[SOURCE DOCUMENT]:
In 1993, Ball Corporation acquired Heekin. (Hanifen dep. at 80-82). At the time of the acquisition, the Heekin Plan was merged with the Ball Corporation Consolidated Hourly Pension Plan ("the Plan"). (Def. ex. 6). At the time of the merger of the two plans, the Heekin Plan was underfunded in that its liabilities exceeded its assets. ( See Poling dep. at 74-75; pl. ex. 139.)

In 1994, IUE Local 729 entered into a new collective bargaining agreement ("CBA") with Ball. (Def. ex. 4). Section 18 of the CBA provided that pension benefits under a non-contributing plan would be controlled by a separate "Pension Agreement." ( Id. at 54). The applicable "Pension Agreement" is the Ball Corporation Consolidated Hourly Pension Plan Supplement #4e ("plan supplement"). ( See doc. 96 at 16; def. exs. 5, 8). Section 9.1 of the Plan reserves to the Ball Corporation Employee Benefits Administration Committee ("EBAC") the right to amend the Plan. (Def. ex. 5 at 40).

[LISTING]:
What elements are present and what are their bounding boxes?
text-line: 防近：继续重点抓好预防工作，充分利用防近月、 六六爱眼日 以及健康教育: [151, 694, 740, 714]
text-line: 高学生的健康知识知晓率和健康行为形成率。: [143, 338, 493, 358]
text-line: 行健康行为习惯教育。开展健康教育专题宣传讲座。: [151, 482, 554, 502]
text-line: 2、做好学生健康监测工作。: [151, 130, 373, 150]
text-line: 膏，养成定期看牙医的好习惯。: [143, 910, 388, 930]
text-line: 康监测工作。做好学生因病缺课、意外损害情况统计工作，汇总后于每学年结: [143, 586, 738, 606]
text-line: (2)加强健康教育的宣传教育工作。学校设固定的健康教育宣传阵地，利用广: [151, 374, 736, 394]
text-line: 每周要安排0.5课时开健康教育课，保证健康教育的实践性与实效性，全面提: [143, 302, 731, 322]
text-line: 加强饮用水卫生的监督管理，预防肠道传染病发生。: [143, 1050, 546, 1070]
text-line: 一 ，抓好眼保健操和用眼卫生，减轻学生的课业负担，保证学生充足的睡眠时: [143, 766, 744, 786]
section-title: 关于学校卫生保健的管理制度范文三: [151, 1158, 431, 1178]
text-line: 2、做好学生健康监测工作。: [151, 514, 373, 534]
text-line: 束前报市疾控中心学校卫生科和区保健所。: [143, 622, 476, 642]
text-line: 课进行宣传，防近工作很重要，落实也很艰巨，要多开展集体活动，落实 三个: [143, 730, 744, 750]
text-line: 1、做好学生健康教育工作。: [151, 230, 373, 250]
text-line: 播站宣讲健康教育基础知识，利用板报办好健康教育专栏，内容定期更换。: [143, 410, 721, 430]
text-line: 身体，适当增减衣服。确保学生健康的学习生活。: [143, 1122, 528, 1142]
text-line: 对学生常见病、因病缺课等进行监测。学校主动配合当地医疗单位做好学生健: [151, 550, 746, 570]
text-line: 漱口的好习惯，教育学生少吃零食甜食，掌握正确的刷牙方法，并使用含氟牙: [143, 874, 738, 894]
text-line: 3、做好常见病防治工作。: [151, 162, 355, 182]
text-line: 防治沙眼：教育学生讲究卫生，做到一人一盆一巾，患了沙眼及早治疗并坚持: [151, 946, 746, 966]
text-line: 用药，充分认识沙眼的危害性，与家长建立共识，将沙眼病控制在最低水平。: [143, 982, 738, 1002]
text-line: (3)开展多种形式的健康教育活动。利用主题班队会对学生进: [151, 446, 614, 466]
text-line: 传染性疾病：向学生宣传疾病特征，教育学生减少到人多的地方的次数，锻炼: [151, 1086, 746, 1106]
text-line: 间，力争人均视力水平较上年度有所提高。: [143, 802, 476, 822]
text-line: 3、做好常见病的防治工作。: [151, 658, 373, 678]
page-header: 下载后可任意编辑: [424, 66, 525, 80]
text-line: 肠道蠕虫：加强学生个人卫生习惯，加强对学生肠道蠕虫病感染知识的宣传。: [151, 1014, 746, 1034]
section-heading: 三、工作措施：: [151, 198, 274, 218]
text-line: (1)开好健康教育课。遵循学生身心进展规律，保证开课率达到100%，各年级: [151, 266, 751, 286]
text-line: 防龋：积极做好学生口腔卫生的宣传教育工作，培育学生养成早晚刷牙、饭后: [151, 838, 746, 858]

[WRITTEN INSTRUCTION 1]:
Answer these questions using the pension plan excerpt.
(a) In what year did Ball Corporation acquire Heekin?
(b) Which section of the CBA said that pension benefits under a non-contributing plan would be controlled by a separate "Pension Agreement"?
(c) Which committee does Section 9.1 of the Plan give the right to amend the Plan?
[WRITTEN INSTRUCTION 2]: Translate this sentence from the pension plan excerpt into Spanish: "At the time of the merger of the two plans, the Heekin Plan was underfunded in that its liabilities exceeded its assets."
[WRITTEN INSTRUCTION 3]: Retype the pension plan excerpt word for word, from "In 1994, IUE" down to "ex. 5 at 40).".
None of the tasks require the data.

[EXERCISE SOLUTION 1]:
(a) 1993
(b) Section 18
(c) The Ball Corporation Employee Benefits Administration Committee ("EBAC")

[EXERCISE SOLUTION 2]: En el momento de la fusión de los dos planes, el Plan Heekin estaba infrafinanciado, ya que sus pasivos superaban sus activos.

[EXERCISE SOLUTION 3]:
In 1994, IUE Local 729 entered into a new collective bargaining agreement ("CBA") with Ball. (Def. ex. 4). Section 18 of the CBA provided that pension benefits under a non-contributing plan would be controlled by a separate "Pension Agreement." ( Id. at 54). The applicable "Pension Agreement" is the Ball Corporation Consolidated Hourly Pension Plan Supplement #4e ("plan supplement"). ( See doc. 96 at 16; def. exs. 5, 8). Section 9.1 of the Plan reserves to the Ball Corporation Employee Benefits Administration Committee ("EBAC") the right to amend the Plan. (Def. ex. 5 at 40).